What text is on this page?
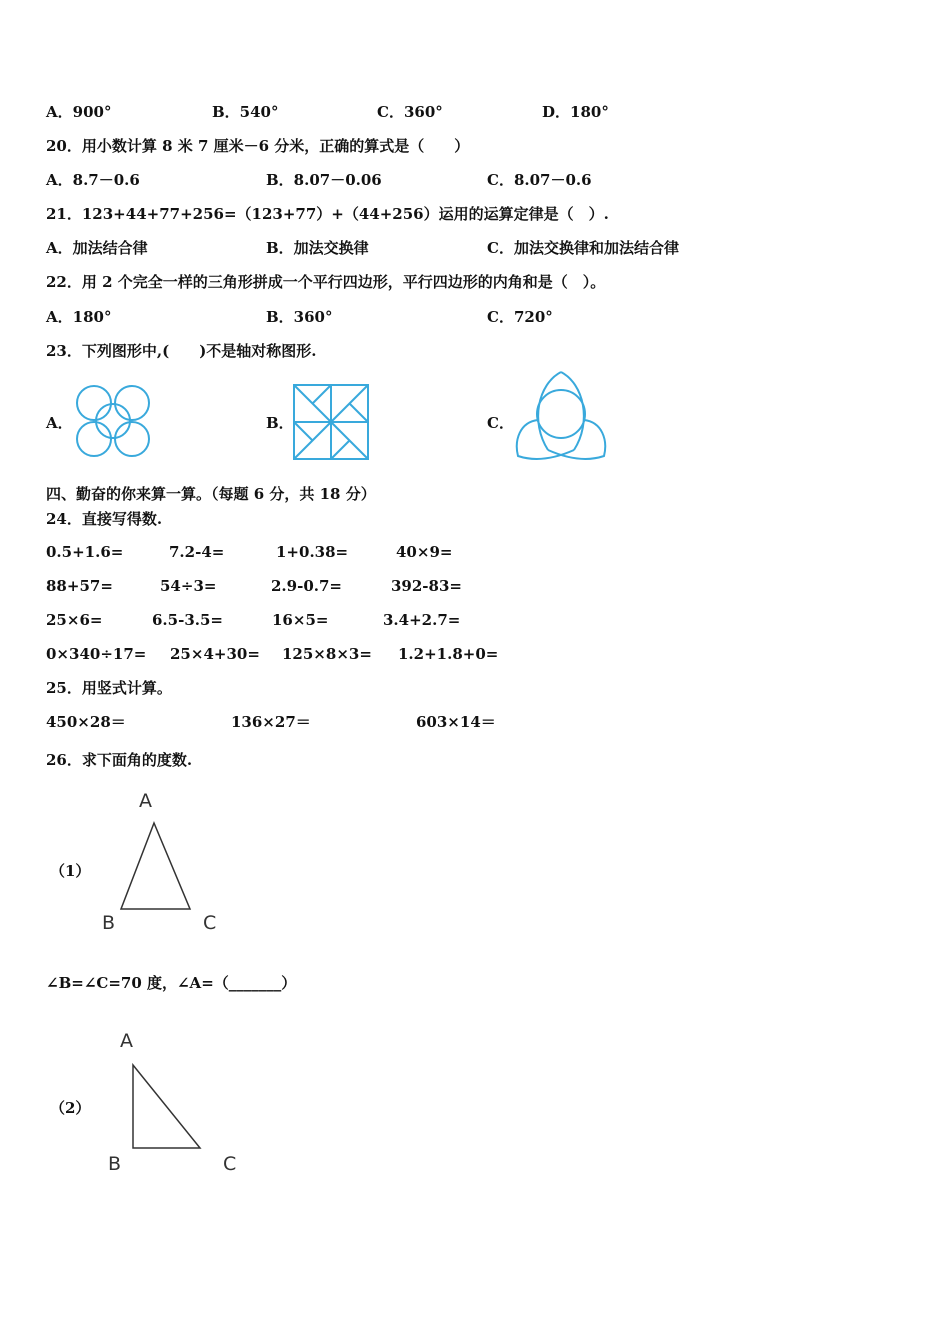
A．900°	B．540°	C．360°	D．180°
20．用小数计算 8 米 7 厘米－6 分米，正确的算式是（　　）
A．8.7－0.6	B．8.07－0.06	C．8.07－0.6
21．123+44+77+256=（123+77）+（44+256）运用的运算定律是（　）.
A．加法结合律	B．加法交换律	C．加法交换律和加法结合律
22．用 2 个完全一样的三角形拼成一个平行四边形，平行四边形的内角和是（　）。
A．180°	B．360°	C．720°
23．下列图形中,(　　)不是轴对称图形.
A．	B．	C．
四、勤奋的你来算一算。（每题 6 分，共 18 分）
24．直接写得数.
0.5+1.6=	7.2-4=	1+0.38=	40×9=
88+57=	54÷3=	2.9-0.7=	392-83=
25×6=	6.5-3.5=	16×5=	3.4+2.7=
0×340÷17= 25×4+30= 125×8×3= 1.2+1.8+0=
25．用竖式计算。
450×28＝	136×27＝	603×14＝
26．求下面角的度数.
（1）
A
B	C
∠B=∠C=70 度，∠A=（_______）
（2）
A
B	C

Your instructions → Your copy of the data should match it exactly, except that pictures are left out.

Result of this exercise →
What text is on this page?
A．900°	B．540°	C．360°	D．180°
20．用小数计算 8 米 7 厘米－6 分米，正确的算式是（　　）
A．8.7－0.6	B．8.07－0.06	C．8.07－0.6
21．123+44+77+256=（123+77）+（44+256）运用的运算定律是（　）.
A．加法结合律	B．加法交换律	C．加法交换律和加法结合律
22．用 2 个完全一样的三角形拼成一个平行四边形，平行四边形的内角和是（　）。
A．180°	B．360°	C．720°
23．下列图形中,(　　)不是轴对称图形.
A．	B．	C．
四、勤奋的你来算一算。（每题 6 分，共 18 分）
24．直接写得数.
0.5+1.6=	7.2-4=	1+0.38=	40×9=
88+57=	54÷3=	2.9-0.7=	392-83=
25×6=	6.5-3.5=	16×5=	3.4+2.7=
0×340÷17= 25×4+30= 125×8×3= 1.2+1.8+0=
25．用竖式计算。
450×28＝	136×27＝	603×14＝
26．求下面角的度数.
（1）
A
B	C
∠B=∠C=70 度，∠A=（_______）
（2）
A
B	C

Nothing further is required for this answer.